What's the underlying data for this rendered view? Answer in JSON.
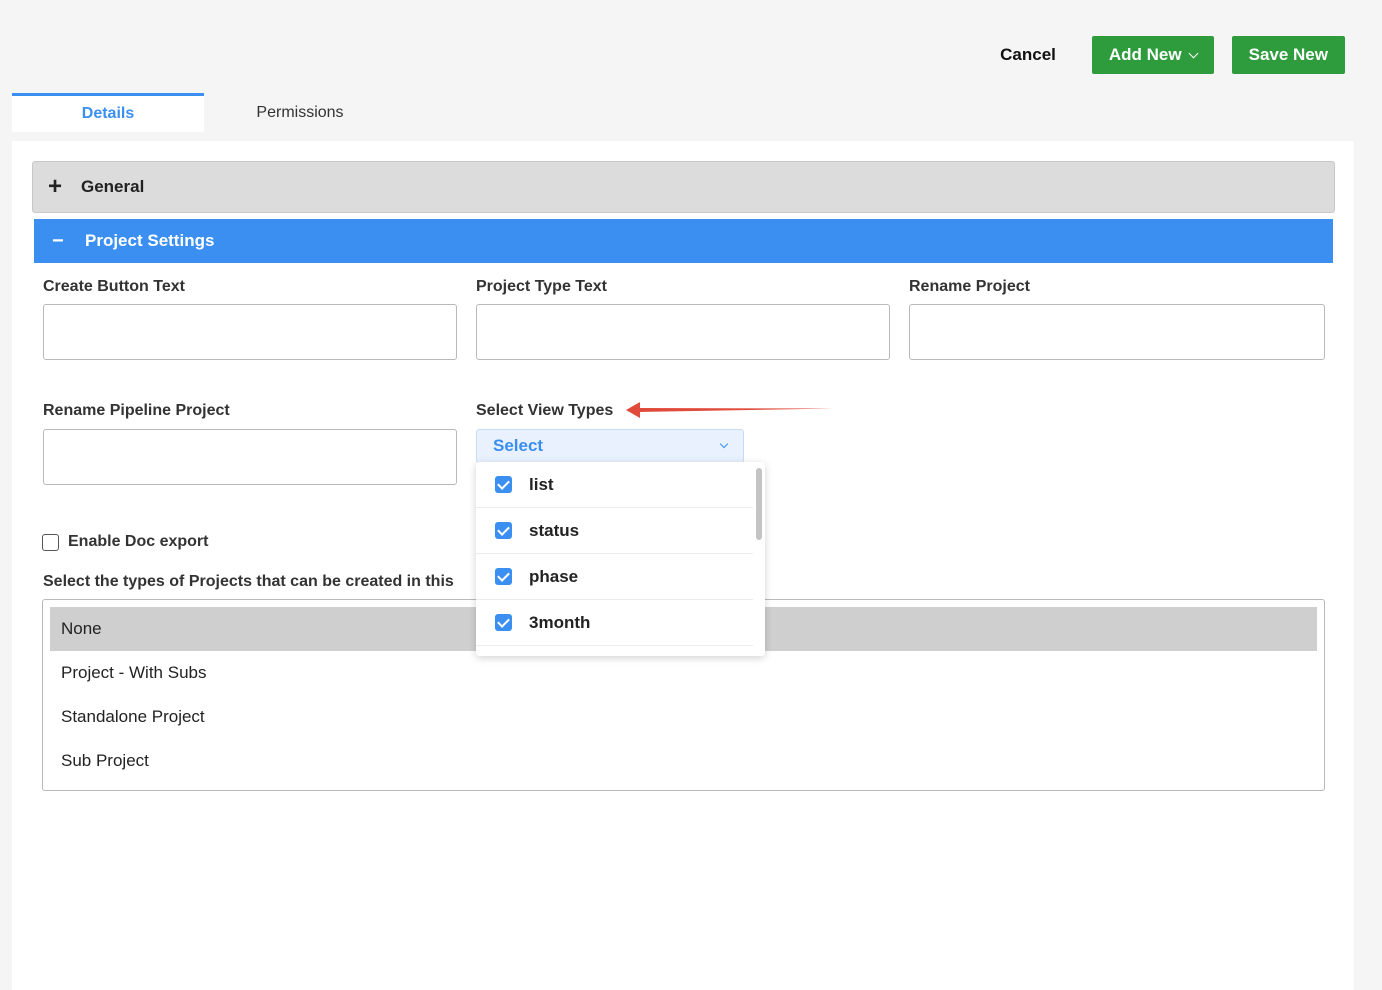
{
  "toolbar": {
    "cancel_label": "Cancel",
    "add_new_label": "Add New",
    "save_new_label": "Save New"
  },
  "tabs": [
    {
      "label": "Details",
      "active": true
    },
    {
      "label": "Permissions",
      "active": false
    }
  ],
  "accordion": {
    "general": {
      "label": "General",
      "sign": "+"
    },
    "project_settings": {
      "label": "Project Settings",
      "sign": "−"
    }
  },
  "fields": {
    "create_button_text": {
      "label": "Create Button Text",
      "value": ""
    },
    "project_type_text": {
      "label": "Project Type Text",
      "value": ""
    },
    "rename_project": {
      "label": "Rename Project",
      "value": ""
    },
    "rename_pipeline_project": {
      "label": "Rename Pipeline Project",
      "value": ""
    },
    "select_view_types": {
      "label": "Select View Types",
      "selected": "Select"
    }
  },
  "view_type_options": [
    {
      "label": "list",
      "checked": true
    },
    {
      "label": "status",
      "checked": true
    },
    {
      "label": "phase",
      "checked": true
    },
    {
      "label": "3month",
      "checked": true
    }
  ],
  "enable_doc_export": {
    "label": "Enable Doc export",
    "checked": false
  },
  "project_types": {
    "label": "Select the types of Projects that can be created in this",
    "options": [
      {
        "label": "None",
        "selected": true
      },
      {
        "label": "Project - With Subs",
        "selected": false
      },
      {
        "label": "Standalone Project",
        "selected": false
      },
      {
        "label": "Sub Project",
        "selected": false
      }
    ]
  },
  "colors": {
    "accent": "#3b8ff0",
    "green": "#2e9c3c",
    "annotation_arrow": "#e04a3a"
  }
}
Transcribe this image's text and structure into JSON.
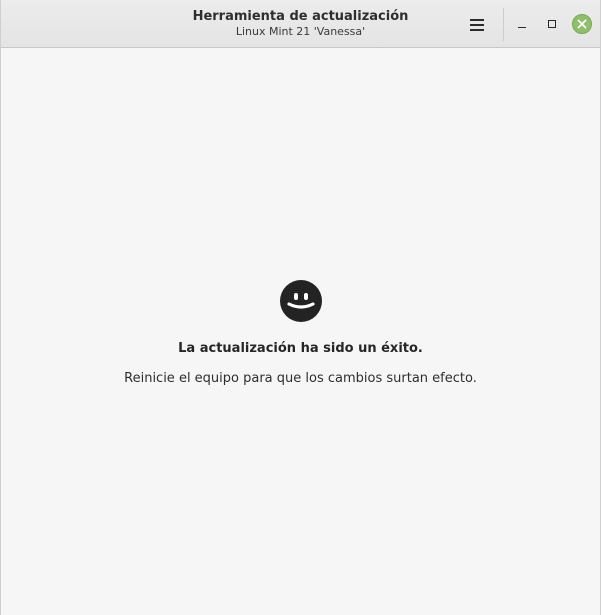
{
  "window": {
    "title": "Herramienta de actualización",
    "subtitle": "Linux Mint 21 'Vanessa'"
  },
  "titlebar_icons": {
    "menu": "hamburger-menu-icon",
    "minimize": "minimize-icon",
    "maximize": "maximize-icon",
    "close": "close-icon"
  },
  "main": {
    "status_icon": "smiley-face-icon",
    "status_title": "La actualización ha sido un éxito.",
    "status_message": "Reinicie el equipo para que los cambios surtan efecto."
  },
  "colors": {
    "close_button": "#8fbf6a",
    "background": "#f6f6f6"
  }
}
-- -- --
Challenge: Copy every record above exactly, leaving out any pictures.

Solution for this problem:
What's the underlying data for this rendered view? Answer in JSON.
{
  "toolbar": {
    "cancel_label": "Cancel",
    "add_new_label": "Add New",
    "save_new_label": "Save New"
  },
  "tabs": [
    {
      "label": "Details",
      "active": true
    },
    {
      "label": "Permissions",
      "active": false
    }
  ],
  "accordion": {
    "general": {
      "label": "General",
      "sign": "+"
    },
    "project_settings": {
      "label": "Project Settings",
      "sign": "−"
    }
  },
  "fields": {
    "create_button_text": {
      "label": "Create Button Text",
      "value": ""
    },
    "project_type_text": {
      "label": "Project Type Text",
      "value": ""
    },
    "rename_project": {
      "label": "Rename Project",
      "value": ""
    },
    "rename_pipeline_project": {
      "label": "Rename Pipeline Project",
      "value": ""
    },
    "select_view_types": {
      "label": "Select View Types",
      "selected": "Select"
    }
  },
  "view_type_options": [
    {
      "label": "list",
      "checked": true
    },
    {
      "label": "status",
      "checked": true
    },
    {
      "label": "phase",
      "checked": true
    },
    {
      "label": "3month",
      "checked": true
    }
  ],
  "enable_doc_export": {
    "label": "Enable Doc export",
    "checked": false
  },
  "project_types": {
    "label": "Select the types of Projects that can be created in this",
    "options": [
      {
        "label": "None",
        "selected": true
      },
      {
        "label": "Project - With Subs",
        "selected": false
      },
      {
        "label": "Standalone Project",
        "selected": false
      },
      {
        "label": "Sub Project",
        "selected": false
      }
    ]
  },
  "colors": {
    "accent": "#3b8ff0",
    "green": "#2e9c3c",
    "annotation_arrow": "#e04a3a"
  }
}
Transcribe this image's text and structure into JSON.
{
  "window": {
    "title": "Herramienta de actualización",
    "subtitle": "Linux Mint 21 'Vanessa'"
  },
  "titlebar_icons": {
    "menu": "hamburger-menu-icon",
    "minimize": "minimize-icon",
    "maximize": "maximize-icon",
    "close": "close-icon"
  },
  "main": {
    "status_icon": "smiley-face-icon",
    "status_title": "La actualización ha sido un éxito.",
    "status_message": "Reinicie el equipo para que los cambios surtan efecto."
  },
  "colors": {
    "close_button": "#8fbf6a",
    "background": "#f6f6f6"
  }
}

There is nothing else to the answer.